The request: Exactly as written, transcribe the lines that run from the one containing "Output the text content of this document." to the end of the records below.

## start Available records

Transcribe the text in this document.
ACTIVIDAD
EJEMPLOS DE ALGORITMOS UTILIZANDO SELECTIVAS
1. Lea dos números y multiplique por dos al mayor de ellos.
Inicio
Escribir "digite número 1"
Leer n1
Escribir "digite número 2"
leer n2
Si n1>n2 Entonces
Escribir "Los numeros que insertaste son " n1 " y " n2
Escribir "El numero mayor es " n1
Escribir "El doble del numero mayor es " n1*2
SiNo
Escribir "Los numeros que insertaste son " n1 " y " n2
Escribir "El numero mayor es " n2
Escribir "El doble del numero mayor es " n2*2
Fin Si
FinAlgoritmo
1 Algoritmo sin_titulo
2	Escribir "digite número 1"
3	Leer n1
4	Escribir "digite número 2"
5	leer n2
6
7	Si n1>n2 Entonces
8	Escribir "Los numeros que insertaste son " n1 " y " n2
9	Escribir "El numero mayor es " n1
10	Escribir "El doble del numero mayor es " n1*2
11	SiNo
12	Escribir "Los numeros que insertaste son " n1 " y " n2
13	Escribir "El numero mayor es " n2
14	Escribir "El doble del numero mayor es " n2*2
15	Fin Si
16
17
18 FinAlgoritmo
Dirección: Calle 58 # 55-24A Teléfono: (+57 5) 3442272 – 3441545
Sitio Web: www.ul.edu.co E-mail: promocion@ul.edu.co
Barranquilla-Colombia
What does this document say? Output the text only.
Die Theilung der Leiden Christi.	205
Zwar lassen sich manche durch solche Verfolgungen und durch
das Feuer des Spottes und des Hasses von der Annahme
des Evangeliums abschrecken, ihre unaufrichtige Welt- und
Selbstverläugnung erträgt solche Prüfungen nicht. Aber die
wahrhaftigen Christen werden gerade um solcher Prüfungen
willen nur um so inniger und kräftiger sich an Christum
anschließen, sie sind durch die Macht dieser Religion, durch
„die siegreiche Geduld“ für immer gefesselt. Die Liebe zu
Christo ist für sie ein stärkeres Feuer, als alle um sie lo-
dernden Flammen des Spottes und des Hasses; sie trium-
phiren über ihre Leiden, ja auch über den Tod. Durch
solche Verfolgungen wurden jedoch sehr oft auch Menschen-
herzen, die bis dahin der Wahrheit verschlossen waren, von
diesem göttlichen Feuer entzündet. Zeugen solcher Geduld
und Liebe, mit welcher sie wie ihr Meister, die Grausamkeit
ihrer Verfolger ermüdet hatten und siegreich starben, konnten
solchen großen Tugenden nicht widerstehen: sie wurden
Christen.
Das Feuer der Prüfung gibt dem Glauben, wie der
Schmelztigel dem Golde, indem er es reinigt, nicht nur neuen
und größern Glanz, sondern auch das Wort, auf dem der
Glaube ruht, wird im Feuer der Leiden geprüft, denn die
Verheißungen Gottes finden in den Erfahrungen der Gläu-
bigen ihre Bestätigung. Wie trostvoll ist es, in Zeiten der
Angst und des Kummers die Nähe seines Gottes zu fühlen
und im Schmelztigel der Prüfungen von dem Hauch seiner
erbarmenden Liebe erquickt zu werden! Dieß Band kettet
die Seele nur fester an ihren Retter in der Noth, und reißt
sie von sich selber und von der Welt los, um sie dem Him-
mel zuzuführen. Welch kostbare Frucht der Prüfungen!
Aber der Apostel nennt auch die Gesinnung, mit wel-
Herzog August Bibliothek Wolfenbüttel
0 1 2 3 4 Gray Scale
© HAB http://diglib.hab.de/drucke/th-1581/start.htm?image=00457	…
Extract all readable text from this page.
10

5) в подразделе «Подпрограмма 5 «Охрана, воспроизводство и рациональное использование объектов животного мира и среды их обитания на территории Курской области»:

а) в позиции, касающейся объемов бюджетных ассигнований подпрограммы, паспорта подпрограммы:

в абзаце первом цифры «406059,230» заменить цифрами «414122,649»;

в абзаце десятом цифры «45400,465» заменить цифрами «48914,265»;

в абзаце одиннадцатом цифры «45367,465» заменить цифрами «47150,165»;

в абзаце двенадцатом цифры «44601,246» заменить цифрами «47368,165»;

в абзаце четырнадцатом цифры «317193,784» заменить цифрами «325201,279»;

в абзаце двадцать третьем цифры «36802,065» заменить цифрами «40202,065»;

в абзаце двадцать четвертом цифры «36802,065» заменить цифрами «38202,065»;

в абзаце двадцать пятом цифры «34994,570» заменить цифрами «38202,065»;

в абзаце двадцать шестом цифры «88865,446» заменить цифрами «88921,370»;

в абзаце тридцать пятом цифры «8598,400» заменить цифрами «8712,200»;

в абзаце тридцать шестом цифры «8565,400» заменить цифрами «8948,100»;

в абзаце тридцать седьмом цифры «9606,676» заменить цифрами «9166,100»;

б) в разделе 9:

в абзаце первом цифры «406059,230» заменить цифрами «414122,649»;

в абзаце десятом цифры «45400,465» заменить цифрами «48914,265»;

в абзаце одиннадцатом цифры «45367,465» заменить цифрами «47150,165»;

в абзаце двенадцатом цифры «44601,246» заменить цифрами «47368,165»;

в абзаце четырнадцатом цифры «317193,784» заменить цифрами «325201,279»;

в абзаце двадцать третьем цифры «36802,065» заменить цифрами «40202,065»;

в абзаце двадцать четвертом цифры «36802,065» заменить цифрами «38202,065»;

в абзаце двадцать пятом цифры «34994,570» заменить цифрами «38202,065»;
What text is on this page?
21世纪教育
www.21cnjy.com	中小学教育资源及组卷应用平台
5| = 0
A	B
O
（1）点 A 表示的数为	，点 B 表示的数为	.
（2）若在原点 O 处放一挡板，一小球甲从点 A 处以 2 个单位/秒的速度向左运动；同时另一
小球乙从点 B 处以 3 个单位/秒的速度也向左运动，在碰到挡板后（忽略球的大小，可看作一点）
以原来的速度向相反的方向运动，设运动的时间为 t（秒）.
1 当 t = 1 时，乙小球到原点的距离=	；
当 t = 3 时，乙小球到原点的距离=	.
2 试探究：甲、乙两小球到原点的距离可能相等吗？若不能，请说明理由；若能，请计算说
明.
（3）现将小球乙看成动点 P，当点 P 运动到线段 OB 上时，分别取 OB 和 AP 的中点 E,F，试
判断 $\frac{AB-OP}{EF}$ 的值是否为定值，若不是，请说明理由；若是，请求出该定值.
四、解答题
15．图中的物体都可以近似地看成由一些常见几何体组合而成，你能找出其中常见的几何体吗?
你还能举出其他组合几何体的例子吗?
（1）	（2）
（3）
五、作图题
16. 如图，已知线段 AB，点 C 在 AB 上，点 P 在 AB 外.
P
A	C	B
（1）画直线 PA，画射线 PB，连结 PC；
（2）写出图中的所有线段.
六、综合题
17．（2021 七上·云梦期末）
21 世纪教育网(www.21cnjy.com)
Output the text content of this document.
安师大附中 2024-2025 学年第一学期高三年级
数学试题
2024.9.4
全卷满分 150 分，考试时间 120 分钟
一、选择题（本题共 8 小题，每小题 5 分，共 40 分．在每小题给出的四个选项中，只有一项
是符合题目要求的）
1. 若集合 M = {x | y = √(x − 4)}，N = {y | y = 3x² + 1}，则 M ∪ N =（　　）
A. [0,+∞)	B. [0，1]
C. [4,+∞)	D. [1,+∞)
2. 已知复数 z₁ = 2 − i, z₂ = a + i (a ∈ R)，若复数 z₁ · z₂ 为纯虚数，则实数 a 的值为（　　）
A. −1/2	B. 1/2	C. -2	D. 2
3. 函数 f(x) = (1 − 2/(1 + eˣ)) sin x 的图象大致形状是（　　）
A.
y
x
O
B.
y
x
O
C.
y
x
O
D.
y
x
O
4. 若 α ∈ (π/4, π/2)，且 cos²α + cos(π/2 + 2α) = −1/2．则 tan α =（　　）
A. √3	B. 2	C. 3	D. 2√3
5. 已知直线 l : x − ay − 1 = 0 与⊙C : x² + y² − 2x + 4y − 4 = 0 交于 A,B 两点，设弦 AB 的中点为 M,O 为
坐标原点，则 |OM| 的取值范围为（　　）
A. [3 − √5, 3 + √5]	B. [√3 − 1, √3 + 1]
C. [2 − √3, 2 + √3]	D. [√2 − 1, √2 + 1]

## end Available records

Exercise response:
Output the text content of this document.
安师大附中 2024-2025 学年第一学期高三年级
数学试题
2024.9.4
全卷满分 150 分，考试时间 120 分钟
一、选择题（本题共 8 小题，每小题 5 分，共 40 分．在每小题给出的四个选项中，只有一项
是符合题目要求的）
1. 若集合 M = {x | y = √(x − 4)}，N = {y | y = 3x² + 1}，则 M ∪ N =（　　）
A. [0,+∞)	B. [0，1]
C. [4,+∞)	D. [1,+∞)
2. 已知复数 z₁ = 2 − i, z₂ = a + i (a ∈ R)，若复数 z₁ · z₂ 为纯虚数，则实数 a 的值为（　　）
A. −1/2	B. 1/2	C. -2	D. 2
3. 函数 f(x) = (1 − 2/(1 + eˣ)) sin x 的图象大致形状是（　　）
A.
y
x
O
B.
y
x
O
C.
y
x
O
D.
y
x
O
4. 若 α ∈ (π/4, π/2)，且 cos²α + cos(π/2 + 2α) = −1/2．则 tan α =（　　）
A. √3	B. 2	C. 3	D. 2√3
5. 已知直线 l : x − ay − 1 = 0 与⊙C : x² + y² − 2x + 4y − 4 = 0 交于 A,B 两点，设弦 AB 的中点为 M,O 为
坐标原点，则 |OM| 的取值范围为（　　）
A. [3 − √5, 3 + √5]	B. [√3 − 1, √3 + 1]
C. [2 − √3, 2 + √3]	D. [√2 − 1, √2 + 1]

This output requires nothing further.